The task: Return the material word for word from its beginning up to and including the line that contains "The inlet pipe 18 is at (397, 152).". Leave the pictures out of your answer.

Records for this task:
::::::::::
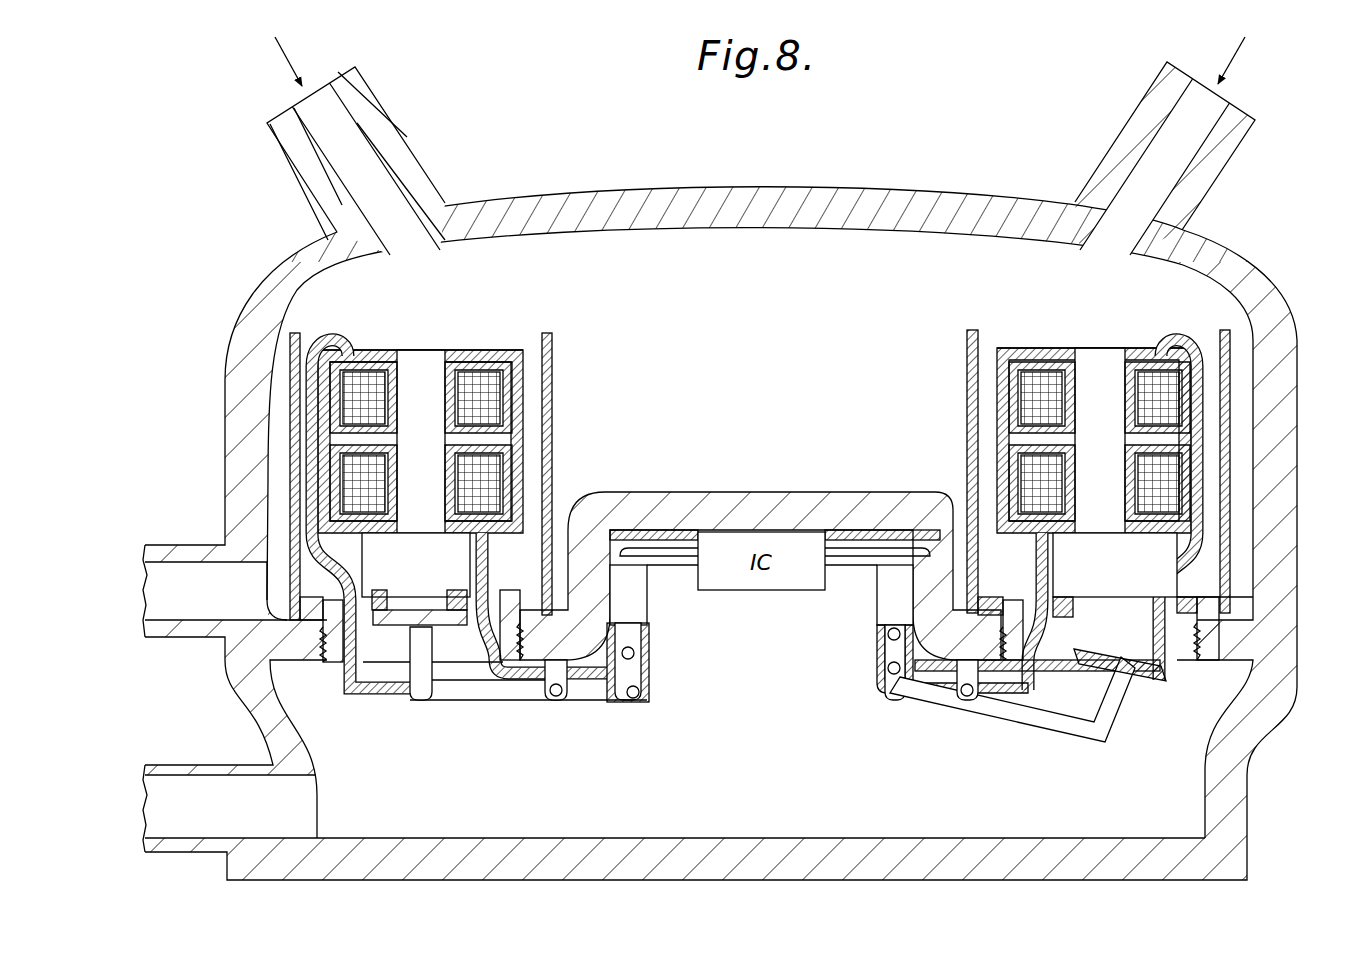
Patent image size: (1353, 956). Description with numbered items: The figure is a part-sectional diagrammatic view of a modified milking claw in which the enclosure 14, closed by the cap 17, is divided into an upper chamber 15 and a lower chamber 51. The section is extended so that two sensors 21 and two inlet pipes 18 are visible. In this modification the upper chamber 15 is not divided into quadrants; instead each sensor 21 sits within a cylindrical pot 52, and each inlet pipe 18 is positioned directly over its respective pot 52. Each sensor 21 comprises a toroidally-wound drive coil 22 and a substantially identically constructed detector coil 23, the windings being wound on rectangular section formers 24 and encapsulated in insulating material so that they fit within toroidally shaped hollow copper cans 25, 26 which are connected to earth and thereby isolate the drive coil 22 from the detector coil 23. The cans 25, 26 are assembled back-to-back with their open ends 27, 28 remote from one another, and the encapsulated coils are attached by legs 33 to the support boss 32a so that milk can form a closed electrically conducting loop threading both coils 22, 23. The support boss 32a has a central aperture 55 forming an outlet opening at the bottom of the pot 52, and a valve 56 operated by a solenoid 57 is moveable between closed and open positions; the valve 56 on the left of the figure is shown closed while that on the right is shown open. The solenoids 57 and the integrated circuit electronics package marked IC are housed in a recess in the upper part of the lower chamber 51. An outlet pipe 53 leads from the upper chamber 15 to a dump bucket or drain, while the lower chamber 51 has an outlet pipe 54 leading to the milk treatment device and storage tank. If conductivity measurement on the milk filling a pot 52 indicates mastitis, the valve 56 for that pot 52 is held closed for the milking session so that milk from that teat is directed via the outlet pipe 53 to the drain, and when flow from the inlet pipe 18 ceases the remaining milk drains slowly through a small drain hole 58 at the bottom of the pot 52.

The enclosure 14 is at (668, 182).
The upper chamber 15 is at (522, 309).
The cap 17 is at (270, 267).
The inlet pipe 18 is at (397, 152).
The sensor 21 is at (300, 432).
The drive coil 22 is at (337, 493).
The detector coil 23 is at (338, 405).
The former 24 is at (368, 380).
The copper can 25 is at (330, 372).
The copper can 26 is at (330, 473).
The open end 27 is at (481, 355).
The open end 28 is at (330, 556).
The support boss 32a is at (335, 653).
The leg 33 is at (330, 578).
The lower chamber 51 is at (495, 795).
The cylindrical pot 52 is at (290, 338).
The outlet pipe 53 is at (162, 545).
The outlet pipe 54 is at (190, 766).
The central aperture 55 is at (403, 600).
The valve 56 is at (440, 600).
The solenoid 57 is at (640, 613).
The drain hole 58 is at (558, 582).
::::::::::
Correct result:
Patent image size: (1353, 956). Description with numbered items: The figure is a part-sectional diagrammatic view of a modified milking claw in which the enclosure 14, closed by the cap 17, is divided into an upper chamber 15 and a lower chamber 51. The section is extended so that two sensors 21 and two inlet pipes 18 are visible. In this modification the upper chamber 15 is not divided into quadrants; instead each sensor 21 sits within a cylindrical pot 52, and each inlet pipe 18 is positioned directly over its respective pot 52. Each sensor 21 comprises a toroidally-wound drive coil 22 and a substantially identically constructed detector coil 23, the windings being wound on rectangular section formers 24 and encapsulated in insulating material so that they fit within toroidally shaped hollow copper cans 25, 26 which are connected to earth and thereby isolate the drive coil 22 from the detector coil 23. The cans 25, 26 are assembled back-to-back with their open ends 27, 28 remote from one another, and the encapsulated coils are attached by legs 33 to the support boss 32a so that milk can form a closed electrically conducting loop threading both coils 22, 23. The support boss 32a has a central aperture 55 forming an outlet opening at the bottom of the pot 52, and a valve 56 operated by a solenoid 57 is moveable between closed and open positions; the valve 56 on the left of the figure is shown closed while that on the right is shown open. The solenoids 57 and the integrated circuit electronics package marked IC are housed in a recess in the upper part of the lower chamber 51. An outlet pipe 53 leads from the upper chamber 15 to a dump bucket or drain, while the lower chamber 51 has an outlet pipe 54 leading to the milk treatment device and storage tank. If conductivity measurement on the milk filling a pot 52 indicates mastitis, the valve 56 for that pot 52 is held closed for the milking session so that milk from that teat is directed via the outlet pipe 53 to the drain, and when flow from the inlet pipe 18 ceases the remaining milk drains slowly through a small drain hole 58 at the bottom of the pot 52.

The enclosure 14 is at (668, 182).
The upper chamber 15 is at (522, 309).
The cap 17 is at (270, 267).
The inlet pipe 18 is at (397, 152).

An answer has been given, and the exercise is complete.